Records for processing →
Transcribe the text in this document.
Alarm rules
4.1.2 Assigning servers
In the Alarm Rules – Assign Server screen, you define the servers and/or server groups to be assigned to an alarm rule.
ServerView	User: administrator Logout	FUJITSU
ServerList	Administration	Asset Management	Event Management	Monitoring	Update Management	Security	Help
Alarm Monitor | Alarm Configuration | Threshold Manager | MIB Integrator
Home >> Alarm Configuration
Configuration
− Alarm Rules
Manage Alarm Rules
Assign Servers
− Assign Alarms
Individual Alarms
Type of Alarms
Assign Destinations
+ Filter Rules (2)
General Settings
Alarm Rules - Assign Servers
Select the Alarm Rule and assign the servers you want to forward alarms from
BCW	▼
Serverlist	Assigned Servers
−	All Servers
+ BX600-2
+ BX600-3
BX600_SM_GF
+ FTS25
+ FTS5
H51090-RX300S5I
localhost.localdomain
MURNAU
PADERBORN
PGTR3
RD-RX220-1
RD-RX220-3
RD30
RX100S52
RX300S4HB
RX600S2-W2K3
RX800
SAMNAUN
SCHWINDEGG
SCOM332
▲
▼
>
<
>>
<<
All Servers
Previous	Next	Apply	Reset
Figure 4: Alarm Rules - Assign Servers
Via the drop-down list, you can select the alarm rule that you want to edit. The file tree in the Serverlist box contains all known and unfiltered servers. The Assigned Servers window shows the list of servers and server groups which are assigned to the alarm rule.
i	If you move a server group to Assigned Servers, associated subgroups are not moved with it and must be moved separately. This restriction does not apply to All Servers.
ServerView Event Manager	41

What you are asked to do →
Write out the full set of records exactly as given.

Answer in full →
Transcribe the text in this document.
Alarm rules
4.1.2 Assigning servers
In the Alarm Rules – Assign Server screen, you define the servers and/or server groups to be assigned to an alarm rule.
ServerView	User: administrator Logout	FUJITSU
ServerList	Administration	Asset Management	Event Management	Monitoring	Update Management	Security	Help
Alarm Monitor | Alarm Configuration | Threshold Manager | MIB Integrator
Home >> Alarm Configuration
Configuration
− Alarm Rules
Manage Alarm Rules
Assign Servers
− Assign Alarms
Individual Alarms
Type of Alarms
Assign Destinations
+ Filter Rules (2)
General Settings
Alarm Rules - Assign Servers
Select the Alarm Rule and assign the servers you want to forward alarms from
BCW	▼
Serverlist	Assigned Servers
−	All Servers
+ BX600-2
+ BX600-3
BX600_SM_GF
+ FTS25
+ FTS5
H51090-RX300S5I
localhost.localdomain
MURNAU
PADERBORN
PGTR3
RD-RX220-1
RD-RX220-3
RD30
RX100S52
RX300S4HB
RX600S2-W2K3
RX800
SAMNAUN
SCHWINDEGG
SCOM332
▲
▼
>
<
>>
<<
All Servers
Previous	Next	Apply	Reset
Figure 4: Alarm Rules - Assign Servers
Via the drop-down list, you can select the alarm rule that you want to edit. The file tree in the Serverlist box contains all known and unfiltered servers. The Assigned Servers window shows the list of servers and server groups which are assigned to the alarm rule.
i	If you move a server group to Assigned Servers, associated subgroups are not moved with it and must be moved separately. This restriction does not apply to All Servers.
ServerView Event Manager	41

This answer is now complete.